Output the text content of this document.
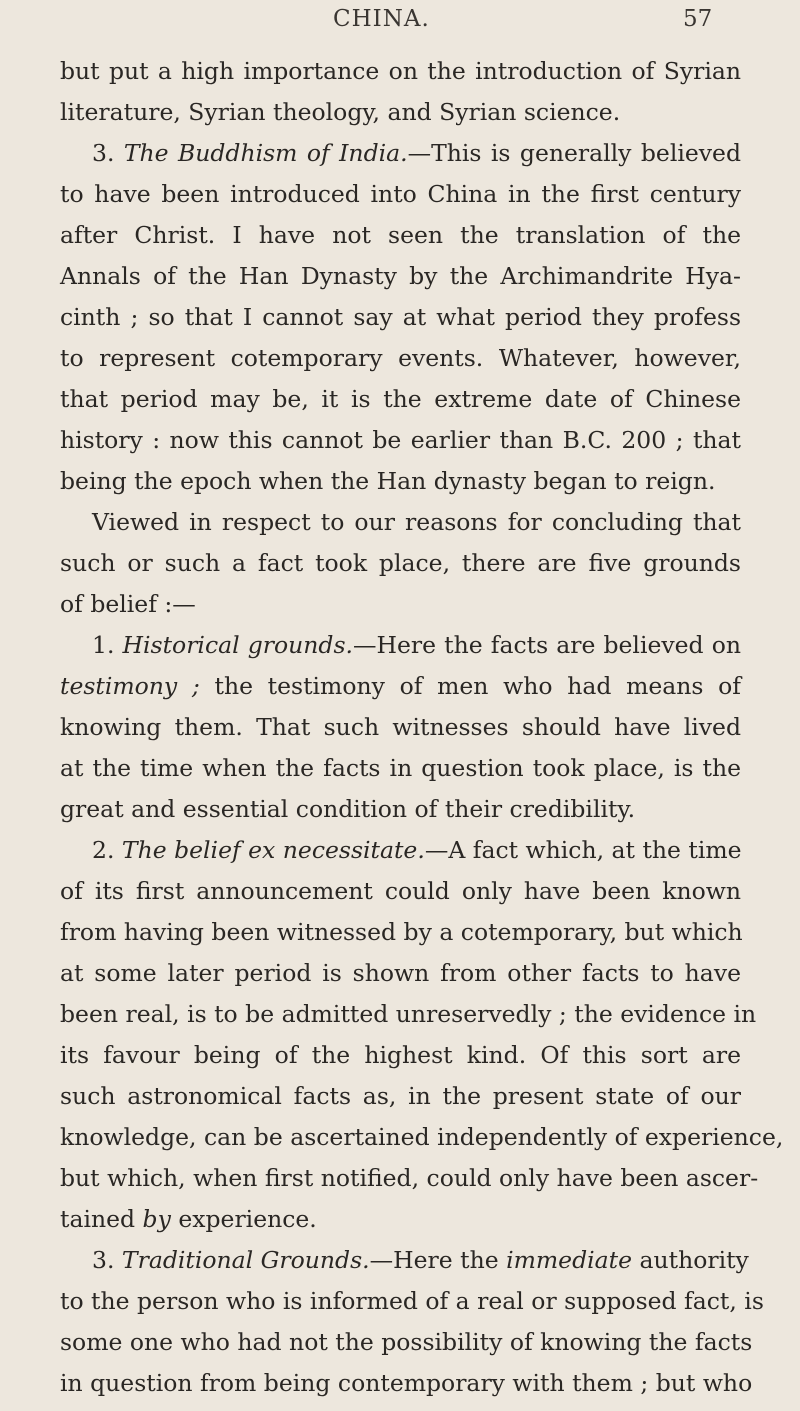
CHINA.	57
but put a high importance on the introduction of Syrian
literature, Syrian theology, and Syrian science.
3. The Buddhism of India.—This is generally believed
to have been introduced into China in the first century
after Christ. I have not seen the translation of the
Annals of the Han Dynasty by the Archimandrite Hya-
cinth ; so that I cannot say at what period they profess
to represent cotemporary events. Whatever, however,
that period may be, it is the extreme date of Chinese
history : now this cannot be earlier than B.C. 200 ; that
being the epoch when the Han dynasty began to reign.
Viewed in respect to our reasons for concluding that
such or such a fact took place, there are five grounds
of belief :—
1. Historical grounds.—Here the facts are believed on
testimony ; the testimony of men who had means of
knowing them. That such witnesses should have lived
at the time when the facts in question took place, is the
great and essential condition of their credibility.
2. The belief ex necessitate.—A fact which, at the time
of its first announcement could only have been known
from having been witnessed by a cotemporary, but which
at some later period is shown from other facts to have
been real, is to be admitted unreservedly ; the evidence in
its favour being of the highest kind. Of this sort are
such astronomical facts as, in the present state of our
knowledge, can be ascertained independently of experience,
but which, when first notified, could only have been ascer-
tained by experience.
3. Traditional Grounds.—Here the immediate authority
to the person who is informed of a real or supposed fact, is
some one who had not the possibility of knowing the facts
in question from being contemporary with them ; but who
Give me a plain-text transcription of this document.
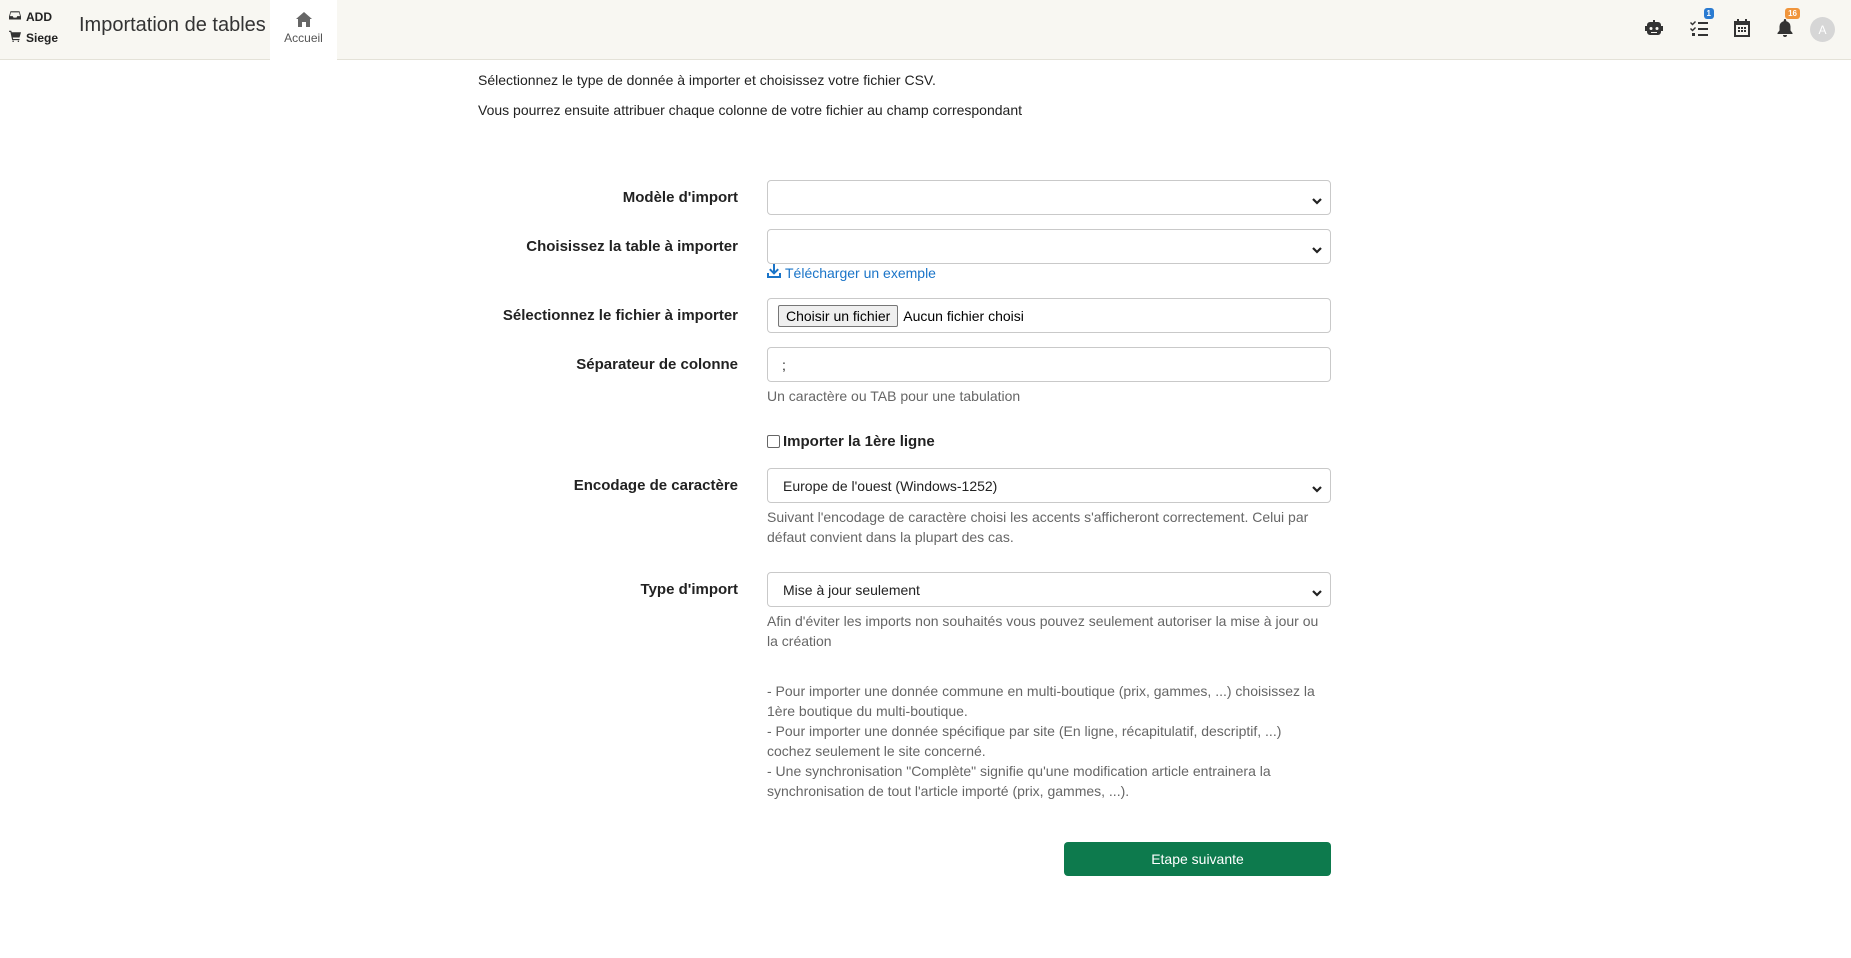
ADD
Siege
Importation de tables
Accueil
1	16
A

Sélectionnez le type de donnée à importer et choisissez votre fichier CSV.

Vous pourrez ensuite attribuer chaque colonne de votre fichier au champ correspondant

Modèle d'import
Choisissez la table à importer
Télécharger un exemple
Sélectionnez le fichier à importer	Choisir un fichier Aucun fichier choisi
Séparateur de colonne	;
Un caractère ou TAB pour une tabulation
Importer la 1ère ligne
Encodage de caractère	Europe de l'ouest (Windows-1252)
Suivant l'encodage de caractère choisi les accents s'afficheront correctement. Celui par
défaut convient dans la plupart des cas.
Type d'import	Mise à jour seulement
Afin d'éviter les imports non souhaités vous pouvez seulement autoriser la mise à jour ou
la création
- Pour importer une donnée commune en multi-boutique (prix, gammes, ...) choisissez la
1ère boutique du multi-boutique.
- Pour importer une donnée spécifique par site (En ligne, récapitulatif, descriptif, ...)
cochez seulement le site concerné.
- Une synchronisation "Complète" signifie qu'une modification article entrainera la
synchronisation de tout l'article importé (prix, gammes, ...).
Etape suivante
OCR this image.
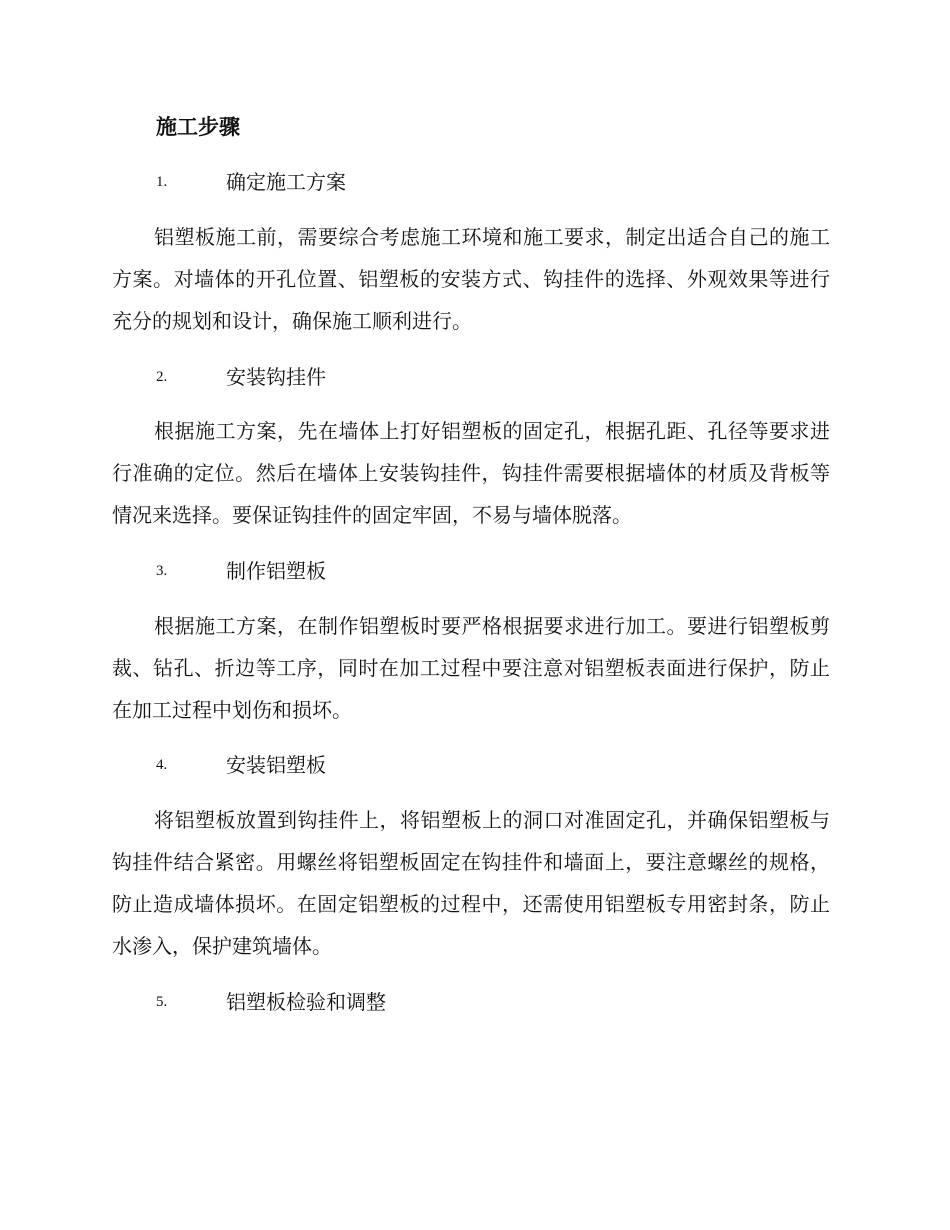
施工步骤
1.	确定施工方案

铝塑板施工前，需要综合考虑施工环境和施工要求，制定出适合自己的施工方案。对墙体的开孔位置、铝塑板的安装方式、钩挂件的选择、外观效果等进行充分的规划和设计，确保施工顺利进行。

2.	安装钩挂件

根据施工方案，先在墙体上打好铝塑板的固定孔，根据孔距、孔径等要求进行准确的定位。然后在墙体上安装钩挂件，钩挂件需要根据墙体的材质及背板等情况来选择。要保证钩挂件的固定牢固，不易与墙体脱落。

3.	制作铝塑板

根据施工方案，在制作铝塑板时要严格根据要求进行加工。要进行铝塑板剪裁、钻孔、折边等工序，同时在加工过程中要注意对铝塑板表面进行保护，防止在加工过程中划伤和损坏。

4.	安装铝塑板

将铝塑板放置到钩挂件上，将铝塑板上的洞口对准固定孔，并确保铝塑板与钩挂件结合紧密。用螺丝将铝塑板固定在钩挂件和墙面上，要注意螺丝的规格，防止造成墙体损坏。在固定铝塑板的过程中，还需使用铝塑板专用密封条，防止水渗入，保护建筑墙体。

5.	铝塑板检验和调整
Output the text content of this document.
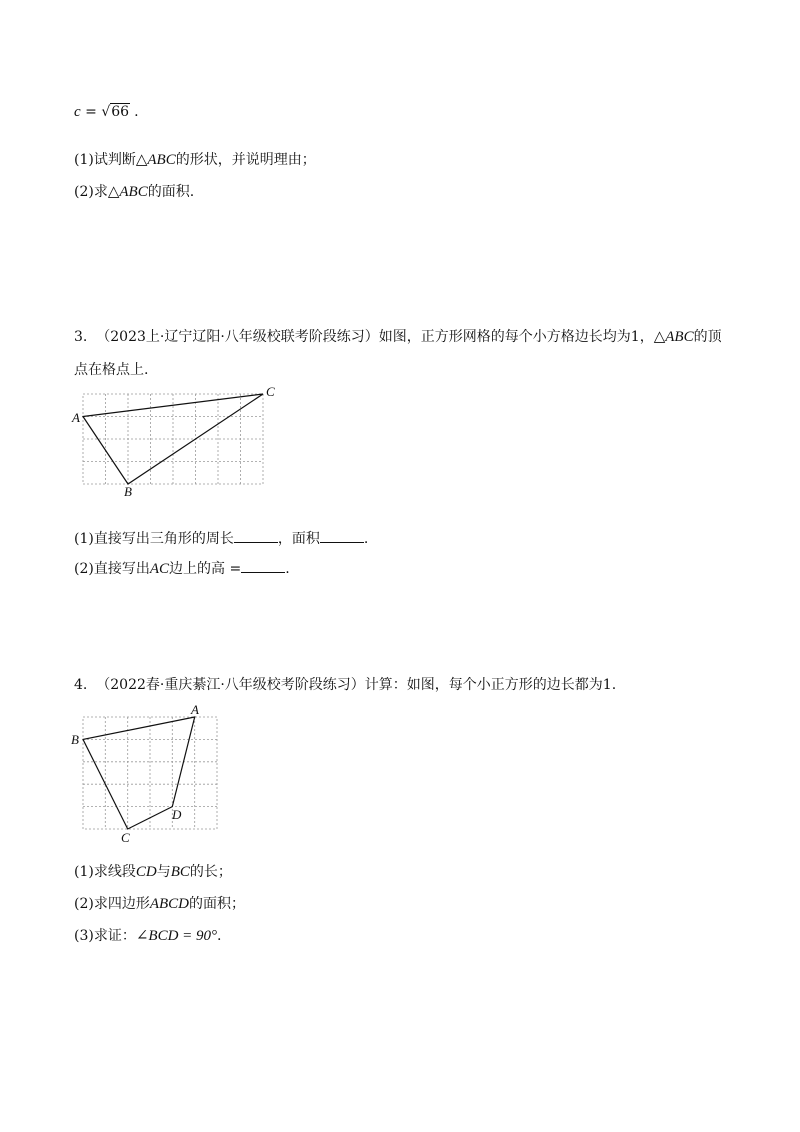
c = √66 .
(1)试判断△ABC的形状，并说明理由；
(2)求△ABC的面积.
3. （2023上·辽宁辽阳·八年级校联考阶段练习）如图，正方形网格的每个小方格边长均为1，△ABC的顶
点在格点上.
A
B
C
(1)直接写出三角形的周长	，面积	.
(2)直接写出AC边上的高 =	.
4. （2022春·重庆綦江·八年级校考阶段练习）计算：如图，每个小正方形的边长都为1.
A
B
C
D
(1)求线段CD与BC的长；
(2)求四边形ABCD的面积；
(3)求证：∠BCD = 90°.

------------------------------------------------------------------------

**What is being asked**: Transcribe all of the entries word for word, but skip any pictures they contain.

**Answer to the task**:
Output the text content of this document.
CHINA.	57
but put a high importance on the introduction of Syrian
literature, Syrian theology, and Syrian science.
3. The Buddhism of India.—This is generally believed
to have been introduced into China in the first century
after Christ. I have not seen the translation of the
Annals of the Han Dynasty by the Archimandrite Hya-
cinth ; so that I cannot say at what period they profess
to represent cotemporary events. Whatever, however,
that period may be, it is the extreme date of Chinese
history : now this cannot be earlier than B.C. 200 ; that
being the epoch when the Han dynasty began to reign.
Viewed in respect to our reasons for concluding that
such or such a fact took place, there are five grounds
of belief :—
1. Historical grounds.—Here the facts are believed on
testimony ; the testimony of men who had means of
knowing them. That such witnesses should have lived
at the time when the facts in question took place, is the
great and essential condition of their credibility.
2. The belief ex necessitate.—A fact which, at the time
of its first announcement could only have been known
from having been witnessed by a cotemporary, but which
at some later period is shown from other facts to have
been real, is to be admitted unreservedly ; the evidence in
its favour being of the highest kind. Of this sort are
such astronomical facts as, in the present state of our
knowledge, can be ascertained independently of experience,
but which, when first notified, could only have been ascer-
tained by experience.
3. Traditional Grounds.—Here the immediate authority
to the person who is informed of a real or supposed fact, is
some one who had not the possibility of knowing the facts
in question from being contemporary with them ; but who
Give me a plain-text transcription of this document.
ADD
Siege
Importation de tables
Accueil
1	16
A

Sélectionnez le type de donnée à importer et choisissez votre fichier CSV.

Vous pourrez ensuite attribuer chaque colonne de votre fichier au champ correspondant

Modèle d'import
Choisissez la table à importer
Télécharger un exemple
Sélectionnez le fichier à importer	Choisir un fichier Aucun fichier choisi
Séparateur de colonne	;
Un caractère ou TAB pour une tabulation
Importer la 1ère ligne
Encodage de caractère	Europe de l'ouest (Windows-1252)
Suivant l'encodage de caractère choisi les accents s'afficheront correctement. Celui par
défaut convient dans la plupart des cas.
Type d'import	Mise à jour seulement
Afin d'éviter les imports non souhaités vous pouvez seulement autoriser la mise à jour ou
la création
- Pour importer une donnée commune en multi-boutique (prix, gammes, ...) choisissez la
1ère boutique du multi-boutique.
- Pour importer une donnée spécifique par site (En ligne, récapitulatif, descriptif, ...)
cochez seulement le site concerné.
- Une synchronisation "Complète" signifie qu'une modification article entrainera la
synchronisation de tout l'article importé (prix, gammes, ...).
Etape suivante
OCR this image.
施工步骤
1.	确定施工方案

铝塑板施工前，需要综合考虑施工环境和施工要求，制定出适合自己的施工方案。对墙体的开孔位置、铝塑板的安装方式、钩挂件的选择、外观效果等进行充分的规划和设计，确保施工顺利进行。

2.	安装钩挂件

根据施工方案，先在墙体上打好铝塑板的固定孔，根据孔距、孔径等要求进行准确的定位。然后在墙体上安装钩挂件，钩挂件需要根据墙体的材质及背板等情况来选择。要保证钩挂件的固定牢固，不易与墙体脱落。

3.	制作铝塑板

根据施工方案，在制作铝塑板时要严格根据要求进行加工。要进行铝塑板剪裁、钻孔、折边等工序，同时在加工过程中要注意对铝塑板表面进行保护，防止在加工过程中划伤和损坏。

4.	安装铝塑板

将铝塑板放置到钩挂件上，将铝塑板上的洞口对准固定孔，并确保铝塑板与钩挂件结合紧密。用螺丝将铝塑板固定在钩挂件和墙面上，要注意螺丝的规格，防止造成墙体损坏。在固定铝塑板的过程中，还需使用铝塑板专用密封条，防止水渗入，保护建筑墙体。

5.	铝塑板检验和调整
Output the text content of this document.
c = √66 .
(1)试判断△ABC的形状，并说明理由；
(2)求△ABC的面积.
3. （2023上·辽宁辽阳·八年级校联考阶段练习）如图，正方形网格的每个小方格边长均为1，△ABC的顶
点在格点上.
A
B
C
(1)直接写出三角形的周长	，面积	.
(2)直接写出AC边上的高 =	.
4. （2022春·重庆綦江·八年级校考阶段练习）计算：如图，每个小正方形的边长都为1.
A
B
C
D
(1)求线段CD与BC的长；
(2)求四边形ABCD的面积；
(3)求证：∠BCD = 90°.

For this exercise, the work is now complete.